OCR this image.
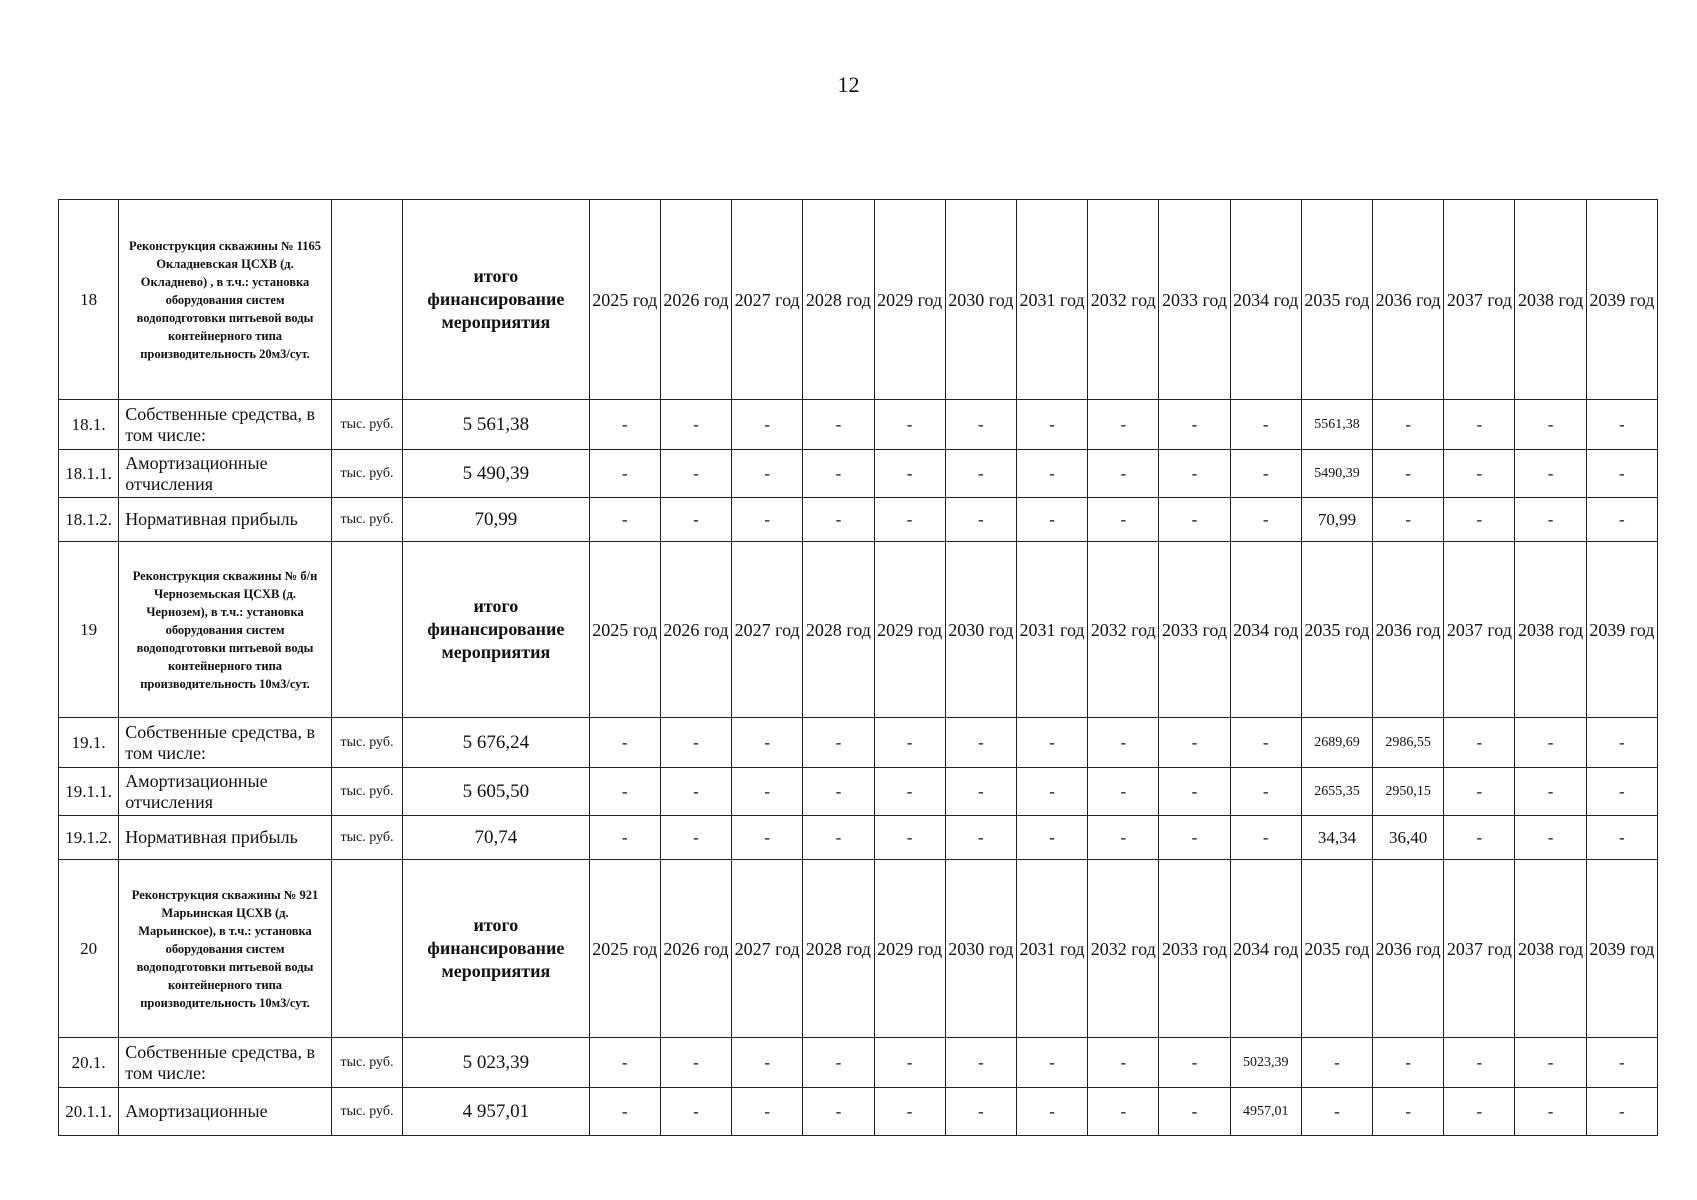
12
18	Реконструкция скважины № 1165 Окладневская ЦСХВ (д. Окладнево) , в т.ч.: установка оборудования систем водоподготовки питьевой воды контейнерного типа производительность 20м3/сут.		итого финансирование мероприятия	2025 год	2026 год	2027 год	2028 год	2029 год	2030 год	2031 год	2032 год	2033 год	2034 год	2035 год	2036 год	2037 год	2038 год	2039 год
18.1.	Собственные средства, в том числе:	тыс. руб.	5 561,38	-	-	-	-	-	-	-	-	-	-	5561,38	-	-	-	-
18.1.1.	Амортизационные отчисления	тыс. руб.	5 490,39	-	-	-	-	-	-	-	-	-	-	5490,39	-	-	-	-
18.1.2.	Нормативная прибыль	тыс. руб.	70,99	-	-	-	-	-	-	-	-	-	-	70,99	-	-	-	-
19	Реконструкция скважины № б/н Черноземьская ЦСХВ (д. Чернозем), в т.ч.: установка оборудования систем водоподготовки питьевой воды контейнерного типа производительность 10м3/сут.		итого финансирование мероприятия	2025 год	2026 год	2027 год	2028 год	2029 год	2030 год	2031 год	2032 год	2033 год	2034 год	2035 год	2036 год	2037 год	2038 год	2039 год
19.1.	Собственные средства, в том числе:	тыс. руб.	5 676,24	-	-	-	-	-	-	-	-	-	-	2689,69	2986,55	-	-	-
19.1.1.	Амортизационные отчисления	тыс. руб.	5 605,50	-	-	-	-	-	-	-	-	-	-	2655,35	2950,15	-	-	-
19.1.2.	Нормативная прибыль	тыс. руб.	70,74	-	-	-	-	-	-	-	-	-	-	34,34	36,40	-	-	-
20	Реконструкция скважины № 921 Марьинская ЦСХВ (д. Марьинское), в т.ч.: установка оборудования систем водоподготовки питьевой воды контейнерного типа производительность 10м3/сут.		итого финансирование мероприятия	2025 год	2026 год	2027 год	2028 год	2029 год	2030 год	2031 год	2032 год	2033 год	2034 год	2035 год	2036 год	2037 год	2038 год	2039 год
20.1.	Собственные средства, в том числе:	тыс. руб.	5 023,39	-	-	-	-	-	-	-	-	-	5023,39	-	-	-	-	-
20.1.1.	Амортизационные	тыс. руб.	4 957,01	-	-	-	-	-	-	-	-	-	4957,01	-	-	-	-	-
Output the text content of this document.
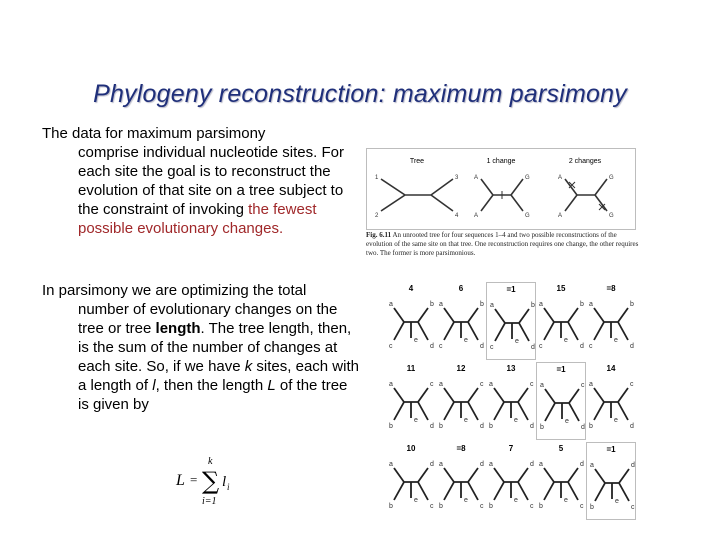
Phylogeny reconstruction: maximum parsimony
The data for maximum parsimony
comprise individual nucleotide sites. For each site the goal is to reconstruct the evolution of that site on a tree subject to the constraint of invoking the fewest possible evolutionary changes.
In parsimony we are optimizing the total
number of evolutionary changes on the tree or tree length. The tree length, then, is the sum of the number of changes at each site. So, if we have k sites, each with a length of l, then the length L of the tree is given by
L = ∑
k
i=1
l i
Tree	1 change	2 changes
1	3
2	4
A	G
A	G
A	G
A	G
Fig. 6.11 An unrooted tree for four sequences 1–4 and two possible reconstructions of the evolution of the same site on that tree. One reconstruction requires one change, the other requires two. The former is more parsimonious.
4
a	b
c	d
e
6
a	b
c	d
e
=1
a	b
c	d
e
15
a	b
c	d
e
=8
a	b
c	d
e
11
a	c
b	d
e
12
a	c
b	d
e
13
a	c
b	d
e
=1
a	c
b	d
e
14
a	c
b	d
e
10
a	d
b	c
e
=8
a	d
b	c
e
7
a	d
b	c
e
5
a	d
b	c
e
=1
a	d
b	c
e
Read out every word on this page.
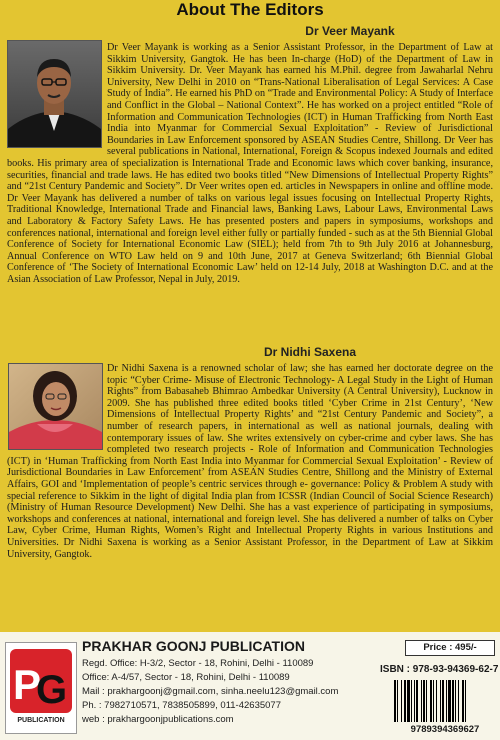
About The Editors
Dr Veer Mayank

Dr Veer Mayank is working as a Senior Assistant Professor, in the Department of Law at Sikkim University, Gangtok. He has been In-charge (HoD) of the Department of Law in Sikkim University. Dr. Veer Mayank has earned his M.Phil. degree from Jawaharlal Nehru University, New Delhi in 2010 on “Trans-National Liberalisation of Legal Services: A Case Study of India”. He earned his PhD on “Trade and Environmental Policy: A Study of Interface and Conflict in the Global – National Context”. He has worked on a project entitled “Role of Information and Communication Technologies (ICT) in Human Trafficking from North East India into Myanmar for Commercial Sexual Exploitation” - Review of Jurisdictional Boundaries in Law Enforcement sponsored by ASEAN Studies Centre, Shillong. Dr Veer has several publications in National, International, Foreign & Scopus indexed Journals and edited books. His primary area of specialization is International Trade and Economic laws which cover banking, insurance, securities, financial and trade laws. He has edited two books titled “New Dimensions of Intellectual Property Rights” and “21st Century Pandemic and Society”. Dr Veer writes open ed. articles in Newspapers in online and offline mode. Dr Veer Mayank has delivered a number of talks on various legal issues focusing on Intellectual Property Rights, Traditional Knowledge, International Trade and Financial laws, Banking Laws, Labour Laws, Environmental Laws and Laboratory & Factory Safety Laws. He has presented posters and papers in symposiums, workshops and conferences national, international and foreign level either fully or partially funded - such as at the 5th Biennial Global Conference of Society for International Economic Law (SIEL); held from 7th to 9th July 2016 at Johannesburg, Annual Conference on WTO Law held on 9 and 10th June, 2017 at Geneva Switzerland; 6th Biennial Global Conference of ‘The Society of International Economic Law’ held on 12-14 July, 2018 at Washington D.C. and at the Asian Association of Law Professor, Nepal in July, 2019.

Dr Nidhi Saxena

Dr Nidhi Saxena is a renowned scholar of law; she has earned her doctorate degree on the topic “Cyber Crime- Misuse of Electronic Technology- A Legal Study in the Light of Human Rights” from Babasaheb Bhimrao Ambedkar University (A Central University), Lucknow in 2009. She has published three edited books titled ‘Cyber Crime in 21st Century’, ‘New Dimensions of Intellectual Property Rights’ and “21st Century Pandemic and Society”, a number of research papers, in international as well as national journals, dealing with contemporary issues of law. She writes extensively on cyber-crime and cyber laws. She has completed two research projects - Role of Information and Communication Technologies (ICT) in ‘Human Trafficking from North East India into Myanmar for Commercial Sexual Exploitation’ - Review of Jurisdictional Boundaries in Law Enforcement’ from ASEAN Studies Centre, Shillong and the Ministry of External Affairs, GOI and ‘Implementation of people’s centric services through e- governance: Policy & Problem A study with special reference to Sikkim in the light of digital India plan from ICSSR (Indian Council of Social Science Research) (Ministry of Human Resource Development) New Delhi. She has a vast experience of participating in symposiums, workshops and conferences at national, international and foreign level. She has delivered a number of talks on Cyber Law, Cyber Crime, Human Rights, Women’s Right and Intellectual Property Rights in various Institutions and Universities. Dr Nidhi Saxena is working as a Senior Assistant Professor, in the Department of Law at Sikkim University, Gangtok.

P
G
PUBLICATION
PRAKHAR GOONJ PUBLICATION
Regd. Office: H-3/2, Sector - 18, Rohini, Delhi - 110089
Office: A-4/57, Sector - 18, Rohini, Delhi - 110089
Mail : prakhargoonj@gmail.com, sinha.neelu123@gmail.com
Ph. : 7982710571, 7838505899, 011-42635077
web : prakhargoonjpublications.com
Price : 495/-
ISBN : 978-93-94369-62-7
9789394369627
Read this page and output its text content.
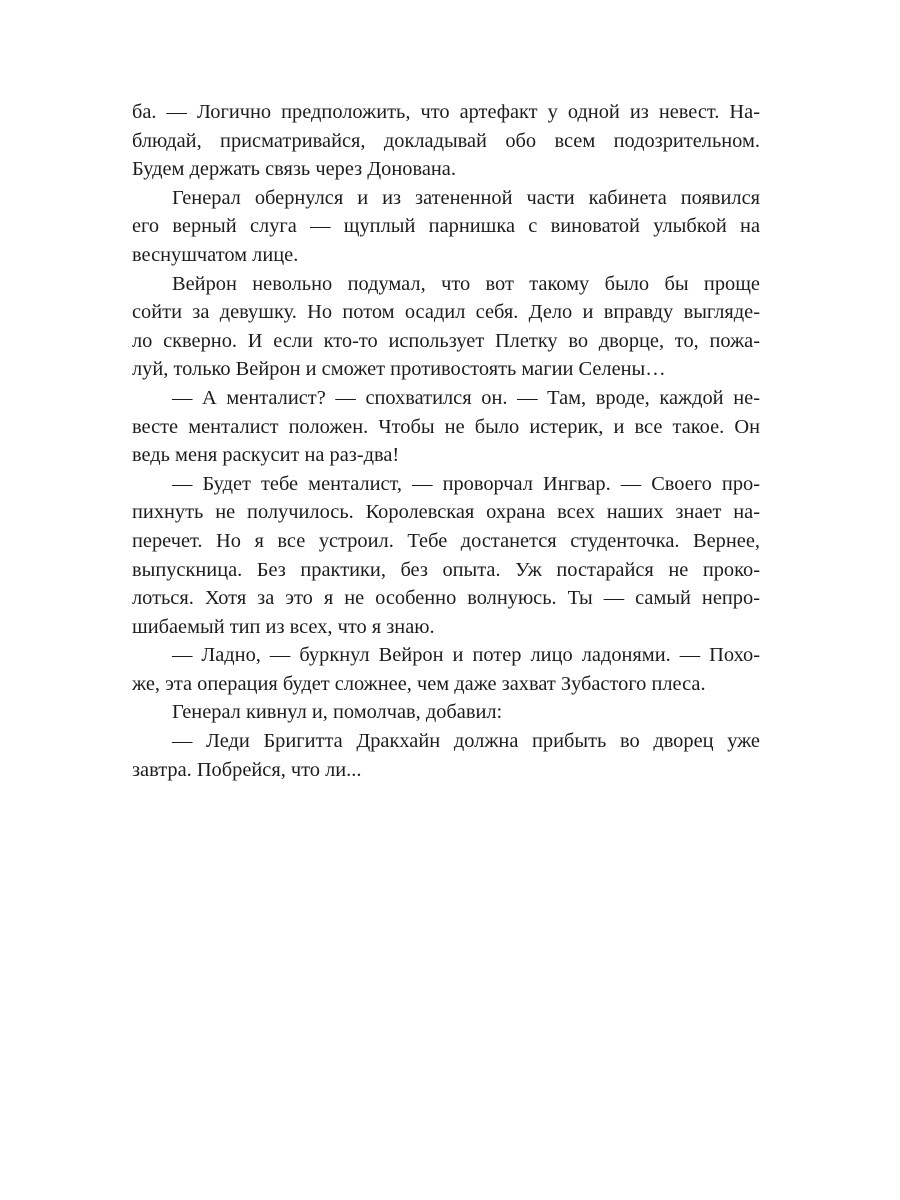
ба. — Логично предположить, что артефакт у одной из невест. На-
блюдай, присматривайся, докладывай обо всем подозрительном.
Будем держать связь через Донована.
Генерал обернулся и из затененной части кабинета появился
его верный слуга — щуплый парнишка с виноватой улыбкой на
веснушчатом лице.
Вейрон невольно подумал, что вот такому было бы проще
сойти за девушку. Но потом осадил себя. Дело и вправду выгляде-
ло скверно. И если кто-то использует Плетку во дворце, то, пожа-
луй, только Вейрон и сможет противостоять магии Селены…
— А менталист? — спохватился он. — Там, вроде, каждой не-
весте менталист положен. Чтобы не было истерик, и все такое. Он
ведь меня раскусит на раз-два!
— Будет тебе менталист, — проворчал Ингвар. — Своего про-
пихнуть не получилось. Королевская охрана всех наших знает на-
перечет. Но я все устроил. Тебе достанется студенточка. Вернее,
выпускница. Без практики, без опыта. Уж постарайся не проко-
лоться. Хотя за это я не особенно волнуюсь. Ты — самый непро-
шибаемый тип из всех, что я знаю.
— Ладно, — буркнул Вейрон и потер лицо ладонями. — Похо-
же, эта операция будет сложнее, чем даже захват Зубастого плеса.
Генерал кивнул и, помолчав, добавил:
— Леди Бригитта Дракхайн должна прибыть во дворец уже
завтра. Побрейся, что ли...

· · ·

### YOUR OBJECTIVE
Search the entries for the word "Read" and copy every line that has it.

### FULL OUTPUT
Read out every word on this page.
Read this page and output its text content.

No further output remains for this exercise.